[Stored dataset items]
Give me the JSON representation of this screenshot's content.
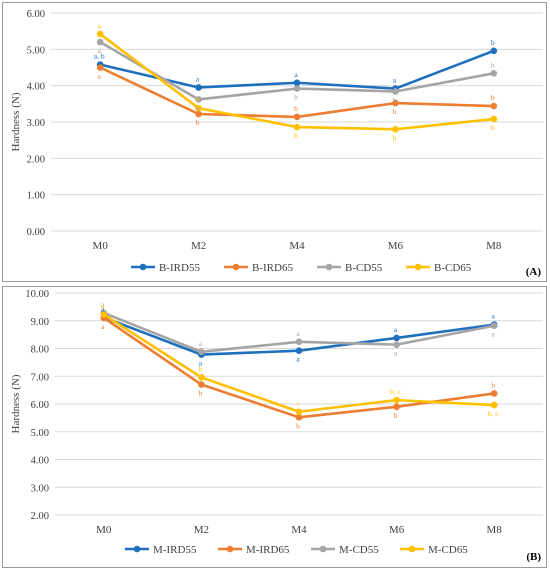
{
  "chart_data": [
    {
      "type": "line",
      "panel_label": "(A)",
      "ylabel": "Hardness (N)",
      "categories": [
        "M0",
        "M2",
        "M4",
        "M6",
        "M8"
      ],
      "ylim": [
        0,
        6
      ],
      "yticks": [
        "0.00",
        "1.00",
        "2.00",
        "3.00",
        "4.00",
        "5.00",
        "6.00"
      ],
      "grid": "horizontal",
      "legend_position": "bottom",
      "series": [
        {
          "name": "B-IRD55",
          "color": "#1f6fbf",
          "values": [
            4.58,
            3.95,
            4.08,
            3.92,
            4.96
          ],
          "labels": [
            "a, b",
            "a",
            "a",
            "a",
            "b"
          ],
          "label_side": [
            "above",
            "above",
            "above",
            "above",
            "above"
          ]
        },
        {
          "name": "B-IRD65",
          "color": "#ed7d31",
          "values": [
            4.5,
            3.22,
            3.14,
            3.52,
            3.44
          ],
          "labels": [
            "a",
            "b",
            "b",
            "b",
            "b"
          ],
          "label_side": [
            "below",
            "below",
            "above",
            "below",
            "above"
          ]
        },
        {
          "name": "B-CD55",
          "color": "#a5a5a5",
          "values": [
            5.2,
            3.62,
            3.92,
            3.84,
            4.34
          ],
          "labels": [
            "a",
            "b",
            "b",
            "b",
            "b"
          ],
          "label_side": [
            "below",
            "below",
            "below",
            "below",
            "above"
          ]
        },
        {
          "name": "B-CD65",
          "color": "#ffc000",
          "values": [
            5.42,
            3.38,
            2.86,
            2.8,
            3.08
          ],
          "labels": [
            "a",
            "b",
            "b",
            "b",
            "b"
          ],
          "label_side": [
            "above",
            "above",
            "below",
            "below",
            "below"
          ]
        }
      ]
    },
    {
      "type": "line",
      "panel_label": "(B)",
      "ylabel": "Hardness (N)",
      "categories": [
        "M0",
        "M2",
        "M4",
        "M6",
        "M8"
      ],
      "ylim": [
        2,
        10
      ],
      "yticks": [
        "2.00",
        "3.00",
        "4.00",
        "5.00",
        "6.00",
        "7.00",
        "8.00",
        "9.00",
        "10.00"
      ],
      "grid": "horizontal",
      "legend_position": "bottom",
      "series": [
        {
          "name": "M-IRD55",
          "color": "#1f6fbf",
          "values": [
            9.12,
            7.78,
            7.92,
            8.38,
            8.86
          ],
          "labels": [
            "a",
            "a",
            "a",
            "a",
            "a"
          ],
          "label_side": [
            "above",
            "below",
            "below",
            "above",
            "above"
          ]
        },
        {
          "name": "M-IRD65",
          "color": "#ed7d31",
          "values": [
            9.1,
            6.7,
            5.52,
            5.9,
            6.38
          ],
          "labels": [
            "a",
            "b",
            "b",
            "b",
            "b"
          ],
          "label_side": [
            "below",
            "below",
            "below",
            "below",
            "above"
          ]
        },
        {
          "name": "M-CD55",
          "color": "#a5a5a5",
          "values": [
            9.28,
            7.88,
            8.24,
            8.14,
            8.82
          ],
          "labels": [
            "a",
            "a",
            "a",
            "a",
            "a"
          ],
          "label_side": [
            "above",
            "above",
            "above",
            "below",
            "below"
          ]
        },
        {
          "name": "M-CD65",
          "color": "#ffc000",
          "values": [
            9.22,
            6.96,
            5.72,
            6.14,
            5.96
          ],
          "labels": [
            "a",
            "b",
            "c",
            "b, c",
            "b, c"
          ],
          "label_side": [
            "above",
            "above",
            "above",
            "above",
            "below"
          ]
        }
      ]
    }
  ]
}
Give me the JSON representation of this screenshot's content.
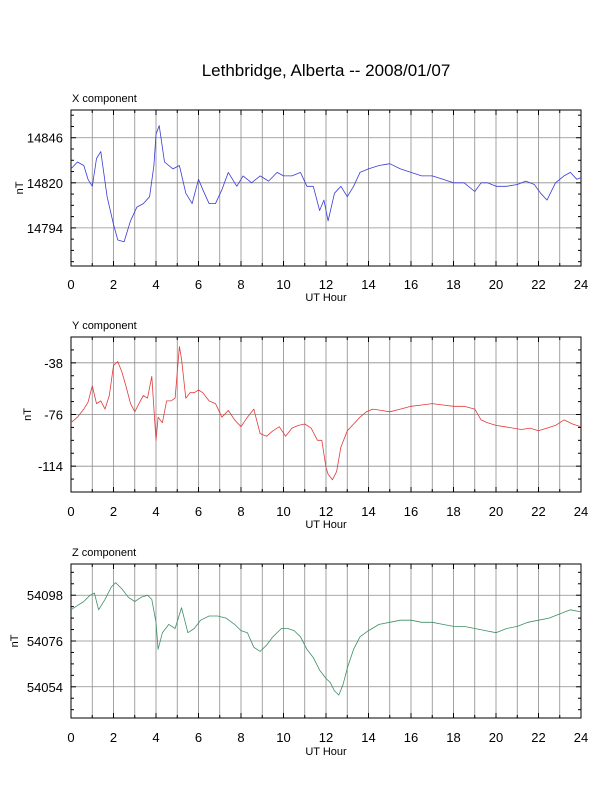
{
  "figure": {
    "title": "Lethbridge, Alberta -- 2008/01/07"
  },
  "chart_data": [
    {
      "type": "line",
      "title": "X component",
      "xlabel": "UT Hour",
      "ylabel": "nT",
      "xlim": [
        0,
        24
      ],
      "ylim": [
        14772,
        14862
      ],
      "xticks": [
        0,
        2,
        4,
        6,
        8,
        10,
        12,
        14,
        16,
        18,
        20,
        22,
        24
      ],
      "yticks": [
        14794,
        14820,
        14846
      ],
      "grid": true,
      "color": "#3a3ad9",
      "series": [
        {
          "x": [
            0,
            0.3,
            0.6,
            0.8,
            1.0,
            1.2,
            1.4,
            1.7,
            2.0,
            2.2,
            2.5,
            2.8,
            3.1,
            3.4,
            3.7,
            3.9,
            4.0,
            4.15,
            4.4,
            4.8,
            5.1,
            5.4,
            5.7,
            6.0,
            6.2,
            6.5,
            6.8,
            7.1,
            7.4,
            7.8,
            8.1,
            8.5,
            8.9,
            9.3,
            9.7,
            10.0,
            10.4,
            10.8,
            11.1,
            11.4,
            11.7,
            11.9,
            12.1,
            12.4,
            12.7,
            13.0,
            13.3,
            13.6,
            14.0,
            14.5,
            15.0,
            15.5,
            16.0,
            16.5,
            17.0,
            17.5,
            18.0,
            18.5,
            19.0,
            19.3,
            19.6,
            20.0,
            20.5,
            21.0,
            21.4,
            21.8,
            22.1,
            22.4,
            22.8,
            23.2,
            23.5,
            23.8,
            24.0
          ],
          "y": [
            14828,
            14832,
            14830,
            14822,
            14818,
            14834,
            14838,
            14812,
            14796,
            14787,
            14786,
            14798,
            14806,
            14808,
            14812,
            14830,
            14848,
            14853,
            14832,
            14828,
            14830,
            14814,
            14808,
            14822,
            14816,
            14808,
            14808,
            14816,
            14826,
            14818,
            14824,
            14820,
            14824,
            14821,
            14826,
            14824,
            14824,
            14826,
            14818,
            14818,
            14804,
            14810,
            14798,
            14814,
            14818,
            14812,
            14818,
            14826,
            14828,
            14830,
            14831,
            14828,
            14826,
            14824,
            14824,
            14822,
            14820,
            14820,
            14815,
            14820,
            14820,
            14818,
            14818,
            14819,
            14821,
            14819,
            14814,
            14810,
            14820,
            14824,
            14826,
            14822,
            14823
          ]
        }
      ]
    },
    {
      "type": "line",
      "title": "Y component",
      "xlabel": "UT Hour",
      "ylabel": "nT",
      "xlim": [
        0,
        24
      ],
      "ylim": [
        -133,
        -19
      ],
      "xticks": [
        0,
        2,
        4,
        6,
        8,
        10,
        12,
        14,
        16,
        18,
        20,
        22,
        24
      ],
      "yticks": [
        -114,
        -76,
        -38
      ],
      "grid": true,
      "color": "#e23a3a",
      "series": [
        {
          "x": [
            0,
            0.3,
            0.6,
            0.8,
            1.0,
            1.2,
            1.4,
            1.6,
            1.8,
            2.0,
            2.2,
            2.4,
            2.6,
            2.8,
            3.0,
            3.2,
            3.4,
            3.6,
            3.8,
            4.0,
            4.1,
            4.3,
            4.5,
            4.7,
            4.9,
            5.1,
            5.2,
            5.4,
            5.6,
            5.8,
            6.0,
            6.2,
            6.5,
            6.8,
            7.1,
            7.4,
            7.7,
            8.0,
            8.3,
            8.6,
            8.9,
            9.2,
            9.5,
            9.8,
            10.1,
            10.4,
            10.7,
            11.0,
            11.3,
            11.6,
            11.8,
            12.0,
            12.1,
            12.3,
            12.5,
            12.7,
            13.0,
            13.3,
            13.6,
            13.9,
            14.2,
            14.6,
            15.0,
            15.5,
            16.0,
            16.5,
            17.0,
            17.5,
            18.0,
            18.5,
            19.0,
            19.3,
            19.6,
            20.0,
            20.4,
            20.8,
            21.2,
            21.6,
            22.0,
            22.4,
            22.8,
            23.2,
            23.6,
            24.0
          ],
          "y": [
            -82,
            -78,
            -72,
            -67,
            -55,
            -68,
            -66,
            -72,
            -62,
            -40,
            -37,
            -45,
            -56,
            -68,
            -74,
            -68,
            -62,
            -64,
            -48,
            -95,
            -78,
            -82,
            -66,
            -66,
            -64,
            -26,
            -35,
            -64,
            -60,
            -60,
            -58,
            -60,
            -66,
            -68,
            -78,
            -73,
            -80,
            -85,
            -78,
            -72,
            -90,
            -92,
            -88,
            -85,
            -92,
            -86,
            -84,
            -83,
            -86,
            -95,
            -95,
            -115,
            -120,
            -124,
            -118,
            -100,
            -88,
            -83,
            -78,
            -74,
            -72,
            -73,
            -74,
            -72,
            -70,
            -69,
            -68,
            -69,
            -70,
            -70,
            -72,
            -80,
            -82,
            -84,
            -85,
            -86,
            -87,
            -86,
            -88,
            -86,
            -84,
            -80,
            -83,
            -85
          ]
        }
      ]
    },
    {
      "type": "line",
      "title": "Z component",
      "xlabel": "UT Hour",
      "ylabel": "nT",
      "xlim": [
        0,
        24
      ],
      "ylim": [
        54039,
        54113
      ],
      "xticks": [
        0,
        2,
        4,
        6,
        8,
        10,
        12,
        14,
        16,
        18,
        20,
        22,
        24
      ],
      "yticks": [
        54054,
        54076,
        54098
      ],
      "grid": true,
      "color": "#3f8f66",
      "series": [
        {
          "x": [
            0,
            0.3,
            0.6,
            0.9,
            1.1,
            1.3,
            1.6,
            1.9,
            2.1,
            2.4,
            2.7,
            3.0,
            3.3,
            3.6,
            3.8,
            4.0,
            4.1,
            4.3,
            4.6,
            4.9,
            5.2,
            5.5,
            5.8,
            6.1,
            6.5,
            6.9,
            7.3,
            7.7,
            8.0,
            8.3,
            8.6,
            8.9,
            9.2,
            9.5,
            9.9,
            10.2,
            10.5,
            10.8,
            11.1,
            11.4,
            11.7,
            12.0,
            12.2,
            12.4,
            12.6,
            12.8,
            13.0,
            13.3,
            13.6,
            14.0,
            14.5,
            15.0,
            15.5,
            16.0,
            16.5,
            17.0,
            17.5,
            18.0,
            18.5,
            19.0,
            19.5,
            20.0,
            20.5,
            21.0,
            21.5,
            22.0,
            22.5,
            23.0,
            23.5,
            24.0
          ],
          "y": [
            54091,
            54093,
            54095,
            54098,
            54099,
            54091,
            54096,
            54102,
            54104,
            54101,
            54097,
            54095,
            54097,
            54098,
            54096,
            54085,
            54072,
            54080,
            54084,
            54082,
            54092,
            54080,
            54082,
            54086,
            54088,
            54088,
            54087,
            54084,
            54081,
            54080,
            54073,
            54071,
            54074,
            54078,
            54082,
            54082,
            54081,
            54078,
            54072,
            54068,
            54062,
            54058,
            54056,
            54052,
            54050,
            54055,
            54063,
            54072,
            54078,
            54081,
            54084,
            54085,
            54086,
            54086,
            54085,
            54085,
            54084,
            54083,
            54083,
            54082,
            54081,
            54080,
            54082,
            54083,
            54085,
            54086,
            54087,
            54089,
            54091,
            54090
          ]
        }
      ]
    }
  ]
}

PROBLEM DETAILS:
Pick out the lines containing the string "component" and show them.

COMPLETED EXERCISE:
      "title": "X component",
      "title": "Y component",
      "title": "Z component",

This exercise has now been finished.